### SUPPLIED DATA
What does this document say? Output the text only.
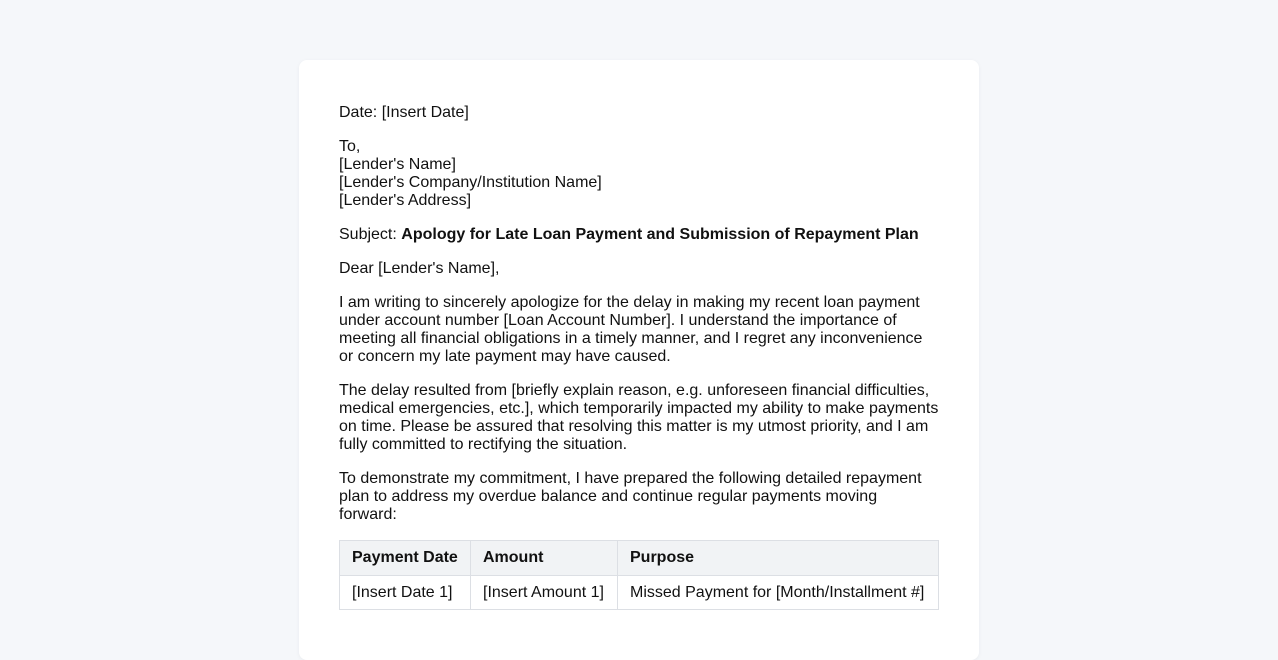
Date: [Insert Date]

To,
[Lender's Name]
[Lender's Company/Institution Name]
[Lender's Address]

Subject: Apology for Late Loan Payment and Submission of Repayment Plan

Dear [Lender's Name],

I am writing to sincerely apologize for the delay in making my recent loan payment under account number [Loan Account Number]. I understand the importance of meeting all financial obligations in a timely manner, and I regret any inconvenience or concern my late payment may have caused.

The delay resulted from [briefly explain reason, e.g. unforeseen financial difficulties, medical emergencies, etc.], which temporarily impacted my ability to make payments on time. Please be assured that resolving this matter is my utmost priority, and I am fully committed to rectifying the situation.

To demonstrate my commitment, I have prepared the following detailed repayment plan to address my overdue balance and continue regular payments moving forward:

Payment Date	Amount	Purpose
[Insert Date 1]	[Insert Amount 1]	Missed Payment for [Month/Installment #]
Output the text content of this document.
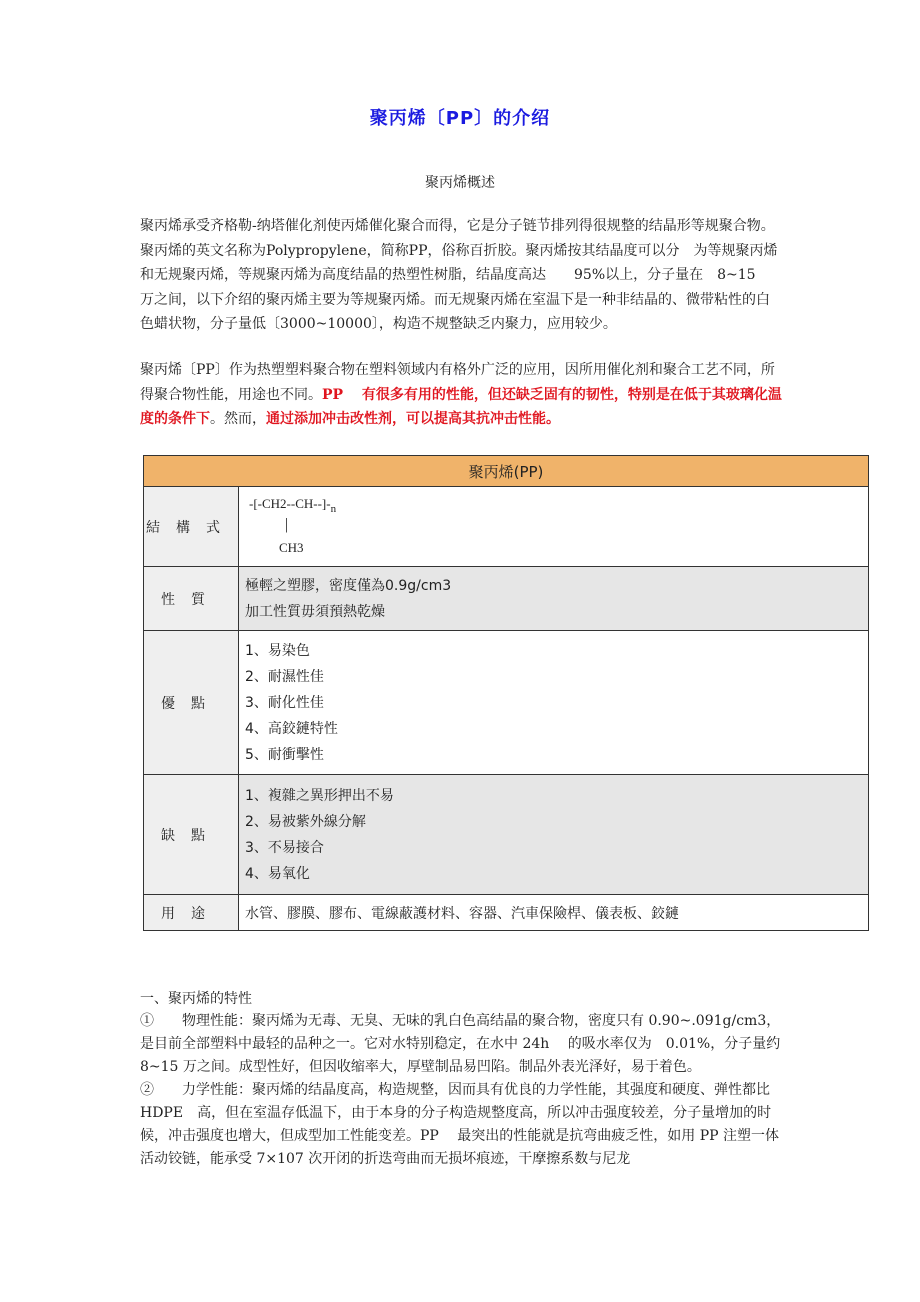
聚丙烯〔PP〕的介绍
聚丙烯概述

聚丙烯承受齐格勒-纳塔催化剂使丙烯催化聚合而得，它是分子链节排列得很规整的结晶形等规聚合物。聚丙烯的英文名称为Polypropylene，简称PP，俗称百折胶。聚丙烯按其结晶度可以分　为等规聚丙烯和无规聚丙烯，等规聚丙烯为高度结晶的热塑性树脂，结晶度高达　　95%以上，分子量在　8~15　万之间，以下介绍的聚丙烯主要为等规聚丙烯。而无规聚丙烯在室温下是一种非结晶的、微带粘性的白色蜡状物，分子量低〔3000~10000〕，构造不规整缺乏内聚力，应用较少。

聚丙烯〔PP〕作为热塑塑料聚合物在塑料领域内有格外广泛的应用，因所用催化剂和聚合工艺不同，所得聚合物性能，用途也不同。PP　 有很多有用的性能，但还缺乏固有的韧性，特别是在低于其玻璃化温度的条件下。然而，通过添加冲击改性剂，可以提高其抗冲击性能。

聚丙烯(PP)	
結構式	$-[-CH2--CH--]-_n$
|
CH3

性質	極輕之塑膠，密度僅為0.9g/cm3
加工性質毋須預熱乾燥

優點	1、易染色
2、耐濕性佳
3、耐化性佳
4、高鉸鏈特性
5、耐衝擊性

缺點	1、複雜之異形押出不易
2、易被紫外線分解
3、不易接合
4、易氧化

用途	水管、膠膜、膠布、電線蔽護材料、容器、汽車保險桿、儀表板、鉸鏈
一、聚丙烯的特性
①　　物理性能：聚丙烯为无毒、无臭、无味的乳白色高结晶的聚合物，密度只有 0.90~.091g/cm3，是目前全部塑料中最轻的品种之一。它对水特别稳定，在水中 24h　 的吸水率仅为　0.01%，分子量约 8~15 万之间。成型性好，但因收缩率大，厚壁制品易凹陷。制品外表光泽好，易于着色。
②　　力学性能：聚丙烯的结晶度高，构造规整，因而具有优良的力学性能，其强度和硬度、弹性都比　HDPE　高，但在室温存低温下，由于本身的分子构造规整度高，所以冲击强度较差，分子量增加的时候，冲击强度也增大，但成型加工性能变差。PP　 最突出的性能就是抗弯曲疲乏性，如用 PP 注塑一体活动铰链，能承受 7×107 次开闭的折迭弯曲而无损坏痕迹，干摩擦系数与尼龙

### PROBLEM STATEMENT
Without including any picture, repeat the data exactly.

### REPLY TO THE EXERCISE
What does this document say? Output the text only.
Date: [Insert Date]

To,
[Lender's Name]
[Lender's Company/Institution Name]
[Lender's Address]

Subject: Apology for Late Loan Payment and Submission of Repayment Plan

Dear [Lender's Name],

I am writing to sincerely apologize for the delay in making my recent loan payment under account number [Loan Account Number]. I understand the importance of meeting all financial obligations in a timely manner, and I regret any inconvenience or concern my late payment may have caused.

The delay resulted from [briefly explain reason, e.g. unforeseen financial difficulties, medical emergencies, etc.], which temporarily impacted my ability to make payments on time. Please be assured that resolving this matter is my utmost priority, and I am fully committed to rectifying the situation.

To demonstrate my commitment, I have prepared the following detailed repayment plan to address my overdue balance and continue regular payments moving forward:

Payment Date	Amount	Purpose
[Insert Date 1]	[Insert Amount 1]	Missed Payment for [Month/Installment #]
Output the text content of this document.
聚丙烯〔PP〕的介绍
聚丙烯概述

聚丙烯承受齐格勒-纳塔催化剂使丙烯催化聚合而得，它是分子链节排列得很规整的结晶形等规聚合物。聚丙烯的英文名称为Polypropylene，简称PP，俗称百折胶。聚丙烯按其结晶度可以分　为等规聚丙烯和无规聚丙烯，等规聚丙烯为高度结晶的热塑性树脂，结晶度高达　　95%以上，分子量在　8~15　万之间，以下介绍的聚丙烯主要为等规聚丙烯。而无规聚丙烯在室温下是一种非结晶的、微带粘性的白色蜡状物，分子量低〔3000~10000〕，构造不规整缺乏内聚力，应用较少。

聚丙烯〔PP〕作为热塑塑料聚合物在塑料领域内有格外广泛的应用，因所用催化剂和聚合工艺不同，所得聚合物性能，用途也不同。PP　 有很多有用的性能，但还缺乏固有的韧性，特别是在低于其玻璃化温度的条件下。然而，通过添加冲击改性剂，可以提高其抗冲击性能。

聚丙烯(PP)	
結構式	$-[-CH2--CH--]-_n$
|
CH3

性質	極輕之塑膠，密度僅為0.9g/cm3
加工性質毋須預熱乾燥

優點	1、易染色
2、耐濕性佳
3、耐化性佳
4、高鉸鏈特性
5、耐衝擊性

缺點	1、複雜之異形押出不易
2、易被紫外線分解
3、不易接合
4、易氧化

用途	水管、膠膜、膠布、電線蔽護材料、容器、汽車保險桿、儀表板、鉸鏈
一、聚丙烯的特性
①　　物理性能：聚丙烯为无毒、无臭、无味的乳白色高结晶的聚合物，密度只有 0.90~.091g/cm3，是目前全部塑料中最轻的品种之一。它对水特别稳定，在水中 24h　 的吸水率仅为　0.01%，分子量约 8~15 万之间。成型性好，但因收缩率大，厚壁制品易凹陷。制品外表光泽好，易于着色。
②　　力学性能：聚丙烯的结晶度高，构造规整，因而具有优良的力学性能，其强度和硬度、弹性都比　HDPE　高，但在室温存低温下，由于本身的分子构造规整度高，所以冲击强度较差，分子量增加的时候，冲击强度也增大，但成型加工性能变差。PP　 最突出的性能就是抗弯曲疲乏性，如用 PP 注塑一体活动铰链，能承受 7×107 次开闭的折迭弯曲而无损坏痕迹，干摩擦系数与尼龙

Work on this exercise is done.